» **STATED GOAL**: Say how many lines contain the word "this" and give no other text.

» **MATERIAL FOR THE TASK**:
* * * * * * * * *
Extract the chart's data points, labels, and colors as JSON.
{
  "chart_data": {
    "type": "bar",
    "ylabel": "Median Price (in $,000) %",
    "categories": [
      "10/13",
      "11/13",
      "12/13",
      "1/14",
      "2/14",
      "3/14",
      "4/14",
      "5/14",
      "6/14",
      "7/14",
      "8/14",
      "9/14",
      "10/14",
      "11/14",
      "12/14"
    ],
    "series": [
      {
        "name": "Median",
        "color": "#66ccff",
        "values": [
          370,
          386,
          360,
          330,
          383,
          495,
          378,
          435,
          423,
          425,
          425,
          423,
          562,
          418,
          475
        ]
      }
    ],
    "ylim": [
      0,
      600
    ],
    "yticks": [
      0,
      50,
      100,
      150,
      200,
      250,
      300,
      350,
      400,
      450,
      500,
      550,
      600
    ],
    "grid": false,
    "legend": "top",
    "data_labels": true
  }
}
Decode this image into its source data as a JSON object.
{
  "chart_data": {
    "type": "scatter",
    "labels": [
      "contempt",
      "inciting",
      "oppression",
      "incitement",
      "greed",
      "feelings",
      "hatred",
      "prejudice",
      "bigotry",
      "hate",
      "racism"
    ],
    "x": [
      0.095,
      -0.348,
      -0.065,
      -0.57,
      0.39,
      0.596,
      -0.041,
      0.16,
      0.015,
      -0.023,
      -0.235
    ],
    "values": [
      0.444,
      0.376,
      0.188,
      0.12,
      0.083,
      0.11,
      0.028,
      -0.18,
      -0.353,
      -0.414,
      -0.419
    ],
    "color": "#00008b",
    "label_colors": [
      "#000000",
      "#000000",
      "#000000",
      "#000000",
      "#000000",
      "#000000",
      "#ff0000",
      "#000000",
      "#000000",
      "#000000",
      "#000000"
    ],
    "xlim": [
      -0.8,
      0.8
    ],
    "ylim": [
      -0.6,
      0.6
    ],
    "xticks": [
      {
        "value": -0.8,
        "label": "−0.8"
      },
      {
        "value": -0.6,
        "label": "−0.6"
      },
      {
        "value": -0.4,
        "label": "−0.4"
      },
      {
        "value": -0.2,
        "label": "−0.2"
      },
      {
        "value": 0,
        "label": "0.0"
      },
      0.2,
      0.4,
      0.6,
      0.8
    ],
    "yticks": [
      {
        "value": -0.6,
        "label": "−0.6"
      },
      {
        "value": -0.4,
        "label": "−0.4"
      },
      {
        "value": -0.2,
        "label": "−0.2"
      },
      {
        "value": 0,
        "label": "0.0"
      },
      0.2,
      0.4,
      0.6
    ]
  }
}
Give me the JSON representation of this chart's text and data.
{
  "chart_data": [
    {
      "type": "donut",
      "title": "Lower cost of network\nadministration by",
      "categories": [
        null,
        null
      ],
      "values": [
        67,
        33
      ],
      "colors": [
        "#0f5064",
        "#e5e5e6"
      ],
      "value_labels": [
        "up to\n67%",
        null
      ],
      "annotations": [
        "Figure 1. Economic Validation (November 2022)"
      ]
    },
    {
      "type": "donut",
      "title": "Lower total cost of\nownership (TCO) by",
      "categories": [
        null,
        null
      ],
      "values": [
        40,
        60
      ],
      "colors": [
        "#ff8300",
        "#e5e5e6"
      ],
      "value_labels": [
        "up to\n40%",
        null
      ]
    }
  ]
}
* * * * * * * * *
» **FINISHED TASK**: 2